WHAT IS ASKED =
Your output must consist solely of the lines from the one containing "Transcribe the text in this document." through the end of the records, reproduced exactly.
[Begin RECORDS SUPPLIED]
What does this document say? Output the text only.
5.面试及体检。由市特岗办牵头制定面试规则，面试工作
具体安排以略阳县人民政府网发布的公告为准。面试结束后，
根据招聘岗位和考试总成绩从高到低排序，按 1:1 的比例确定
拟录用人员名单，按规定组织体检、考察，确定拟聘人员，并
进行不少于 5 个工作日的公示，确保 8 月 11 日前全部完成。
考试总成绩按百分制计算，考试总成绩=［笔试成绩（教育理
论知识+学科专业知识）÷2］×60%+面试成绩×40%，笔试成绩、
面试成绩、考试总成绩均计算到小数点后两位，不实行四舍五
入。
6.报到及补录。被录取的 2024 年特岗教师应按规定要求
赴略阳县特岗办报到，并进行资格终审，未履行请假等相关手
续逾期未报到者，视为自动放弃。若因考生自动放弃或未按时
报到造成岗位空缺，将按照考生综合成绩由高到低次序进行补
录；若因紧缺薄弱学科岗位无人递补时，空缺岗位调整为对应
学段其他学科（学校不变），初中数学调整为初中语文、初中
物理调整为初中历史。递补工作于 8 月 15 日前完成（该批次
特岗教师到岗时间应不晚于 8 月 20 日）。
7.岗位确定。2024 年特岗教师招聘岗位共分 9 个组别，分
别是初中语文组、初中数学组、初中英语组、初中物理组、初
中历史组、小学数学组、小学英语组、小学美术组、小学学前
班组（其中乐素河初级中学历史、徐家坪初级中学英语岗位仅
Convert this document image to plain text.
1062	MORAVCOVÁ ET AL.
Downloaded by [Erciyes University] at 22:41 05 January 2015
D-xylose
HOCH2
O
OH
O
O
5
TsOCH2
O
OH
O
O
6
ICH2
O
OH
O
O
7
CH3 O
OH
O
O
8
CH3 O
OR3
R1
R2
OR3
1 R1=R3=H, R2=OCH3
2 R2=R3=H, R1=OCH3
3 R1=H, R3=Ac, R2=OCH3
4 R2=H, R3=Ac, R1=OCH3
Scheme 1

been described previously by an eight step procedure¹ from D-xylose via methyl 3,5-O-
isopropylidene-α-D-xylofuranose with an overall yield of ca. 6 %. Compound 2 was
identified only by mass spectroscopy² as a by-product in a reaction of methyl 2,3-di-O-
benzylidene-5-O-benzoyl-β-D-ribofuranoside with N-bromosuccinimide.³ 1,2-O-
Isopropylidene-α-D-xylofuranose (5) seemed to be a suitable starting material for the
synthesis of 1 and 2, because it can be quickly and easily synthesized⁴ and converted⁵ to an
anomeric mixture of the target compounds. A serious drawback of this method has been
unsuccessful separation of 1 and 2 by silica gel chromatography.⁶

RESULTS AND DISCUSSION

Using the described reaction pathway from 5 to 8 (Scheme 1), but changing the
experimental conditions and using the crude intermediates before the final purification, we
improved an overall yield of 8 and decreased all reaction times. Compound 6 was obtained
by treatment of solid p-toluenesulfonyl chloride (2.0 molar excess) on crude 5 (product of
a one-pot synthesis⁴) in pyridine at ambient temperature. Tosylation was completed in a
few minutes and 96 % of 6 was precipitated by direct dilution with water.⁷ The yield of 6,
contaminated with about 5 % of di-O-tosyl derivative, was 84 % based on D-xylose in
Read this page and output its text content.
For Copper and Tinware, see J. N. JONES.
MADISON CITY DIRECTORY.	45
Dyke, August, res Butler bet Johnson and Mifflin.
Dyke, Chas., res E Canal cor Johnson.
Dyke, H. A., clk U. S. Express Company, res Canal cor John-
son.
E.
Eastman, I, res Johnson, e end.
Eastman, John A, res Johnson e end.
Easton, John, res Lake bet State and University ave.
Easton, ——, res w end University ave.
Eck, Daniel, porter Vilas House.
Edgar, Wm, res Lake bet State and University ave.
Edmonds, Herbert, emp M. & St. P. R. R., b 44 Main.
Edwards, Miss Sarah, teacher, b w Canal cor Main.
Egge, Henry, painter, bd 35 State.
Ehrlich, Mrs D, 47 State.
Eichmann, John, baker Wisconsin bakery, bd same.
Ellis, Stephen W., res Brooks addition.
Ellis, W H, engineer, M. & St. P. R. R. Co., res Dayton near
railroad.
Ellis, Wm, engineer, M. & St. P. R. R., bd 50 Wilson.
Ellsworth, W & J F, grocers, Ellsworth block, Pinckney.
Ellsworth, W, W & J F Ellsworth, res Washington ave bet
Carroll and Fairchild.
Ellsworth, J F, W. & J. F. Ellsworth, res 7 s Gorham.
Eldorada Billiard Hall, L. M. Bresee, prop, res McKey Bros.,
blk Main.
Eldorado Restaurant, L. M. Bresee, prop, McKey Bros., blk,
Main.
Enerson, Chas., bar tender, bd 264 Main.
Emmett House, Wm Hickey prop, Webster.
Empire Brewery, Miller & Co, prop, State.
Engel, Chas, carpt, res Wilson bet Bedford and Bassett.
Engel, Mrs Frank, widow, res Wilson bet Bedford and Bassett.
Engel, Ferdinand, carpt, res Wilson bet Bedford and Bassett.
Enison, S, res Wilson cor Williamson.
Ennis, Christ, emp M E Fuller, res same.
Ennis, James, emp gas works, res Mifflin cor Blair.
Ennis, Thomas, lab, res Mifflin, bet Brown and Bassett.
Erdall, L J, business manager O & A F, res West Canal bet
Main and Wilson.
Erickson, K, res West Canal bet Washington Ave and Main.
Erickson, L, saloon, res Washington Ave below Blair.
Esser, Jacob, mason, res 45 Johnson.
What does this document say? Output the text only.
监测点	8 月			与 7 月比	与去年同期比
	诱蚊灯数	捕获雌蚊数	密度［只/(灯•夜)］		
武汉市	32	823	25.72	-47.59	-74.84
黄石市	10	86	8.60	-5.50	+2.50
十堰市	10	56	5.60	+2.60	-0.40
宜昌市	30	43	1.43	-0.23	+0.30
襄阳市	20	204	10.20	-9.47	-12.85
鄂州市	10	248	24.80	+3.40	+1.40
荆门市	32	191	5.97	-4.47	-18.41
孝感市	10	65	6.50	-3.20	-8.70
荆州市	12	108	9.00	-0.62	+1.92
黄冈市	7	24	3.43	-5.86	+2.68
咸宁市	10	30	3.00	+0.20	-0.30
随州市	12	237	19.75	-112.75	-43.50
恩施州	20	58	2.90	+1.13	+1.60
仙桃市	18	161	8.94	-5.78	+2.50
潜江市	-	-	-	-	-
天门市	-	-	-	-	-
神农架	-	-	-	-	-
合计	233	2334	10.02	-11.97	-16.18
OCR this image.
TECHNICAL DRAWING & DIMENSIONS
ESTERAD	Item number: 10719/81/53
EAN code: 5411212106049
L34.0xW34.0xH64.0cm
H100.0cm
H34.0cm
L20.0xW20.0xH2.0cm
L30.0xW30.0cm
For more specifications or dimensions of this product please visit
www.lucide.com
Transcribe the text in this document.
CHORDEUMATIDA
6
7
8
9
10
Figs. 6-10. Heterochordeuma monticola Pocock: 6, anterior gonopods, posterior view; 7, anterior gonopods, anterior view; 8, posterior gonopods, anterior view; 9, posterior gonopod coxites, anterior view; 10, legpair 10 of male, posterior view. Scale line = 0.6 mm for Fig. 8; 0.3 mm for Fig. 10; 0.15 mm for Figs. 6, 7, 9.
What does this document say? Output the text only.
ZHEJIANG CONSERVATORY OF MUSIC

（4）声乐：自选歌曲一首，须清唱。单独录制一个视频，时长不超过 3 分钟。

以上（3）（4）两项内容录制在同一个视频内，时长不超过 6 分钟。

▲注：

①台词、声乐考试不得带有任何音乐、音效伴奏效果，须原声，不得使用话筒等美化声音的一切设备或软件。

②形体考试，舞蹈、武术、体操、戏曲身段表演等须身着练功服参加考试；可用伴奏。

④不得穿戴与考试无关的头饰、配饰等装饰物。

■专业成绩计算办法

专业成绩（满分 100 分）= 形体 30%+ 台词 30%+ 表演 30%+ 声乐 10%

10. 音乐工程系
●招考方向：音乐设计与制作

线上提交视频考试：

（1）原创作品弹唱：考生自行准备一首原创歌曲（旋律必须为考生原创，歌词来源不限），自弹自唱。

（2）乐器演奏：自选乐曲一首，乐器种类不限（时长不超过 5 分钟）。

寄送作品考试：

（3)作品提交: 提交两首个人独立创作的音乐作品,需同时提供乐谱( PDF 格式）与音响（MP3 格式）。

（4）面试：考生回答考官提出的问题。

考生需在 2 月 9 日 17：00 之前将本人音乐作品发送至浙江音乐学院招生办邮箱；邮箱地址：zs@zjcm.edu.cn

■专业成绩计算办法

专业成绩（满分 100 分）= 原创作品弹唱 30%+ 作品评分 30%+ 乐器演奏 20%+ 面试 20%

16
[End RECORDS SUPPLIED]
FINAL RESULT =
Transcribe the text in this document.
CHORDEUMATIDA
6
7
8
9
10
Figs. 6-10. Heterochordeuma monticola Pocock: 6, anterior gonopods, posterior view; 7, anterior gonopods, anterior view; 8, posterior gonopods, anterior view; 9, posterior gonopod coxites, anterior view; 10, legpair 10 of male, posterior view. Scale line = 0.6 mm for Fig. 8; 0.3 mm for Fig. 10; 0.15 mm for Figs. 6, 7, 9.
What does this document say? Output the text only.
ZHEJIANG CONSERVATORY OF MUSIC

（4）声乐：自选歌曲一首，须清唱。单独录制一个视频，时长不超过 3 分钟。

以上（3）（4）两项内容录制在同一个视频内，时长不超过 6 分钟。

▲注：

①台词、声乐考试不得带有任何音乐、音效伴奏效果，须原声，不得使用话筒等美化声音的一切设备或软件。

②形体考试，舞蹈、武术、体操、戏曲身段表演等须身着练功服参加考试；可用伴奏。

④不得穿戴与考试无关的头饰、配饰等装饰物。

■专业成绩计算办法

专业成绩（满分 100 分）= 形体 30%+ 台词 30%+ 表演 30%+ 声乐 10%

10. 音乐工程系
●招考方向：音乐设计与制作

线上提交视频考试：

（1）原创作品弹唱：考生自行准备一首原创歌曲（旋律必须为考生原创，歌词来源不限），自弹自唱。

（2）乐器演奏：自选乐曲一首，乐器种类不限（时长不超过 5 分钟）。

寄送作品考试：

（3)作品提交: 提交两首个人独立创作的音乐作品,需同时提供乐谱( PDF 格式）与音响（MP3 格式）。

（4）面试：考生回答考官提出的问题。

考生需在 2 月 9 日 17：00 之前将本人音乐作品发送至浙江音乐学院招生办邮箱；邮箱地址：zs@zjcm.edu.cn

■专业成绩计算办法

专业成绩（满分 100 分）= 原创作品弹唱 30%+ 作品评分 30%+ 乐器演奏 20%+ 面试 20%

16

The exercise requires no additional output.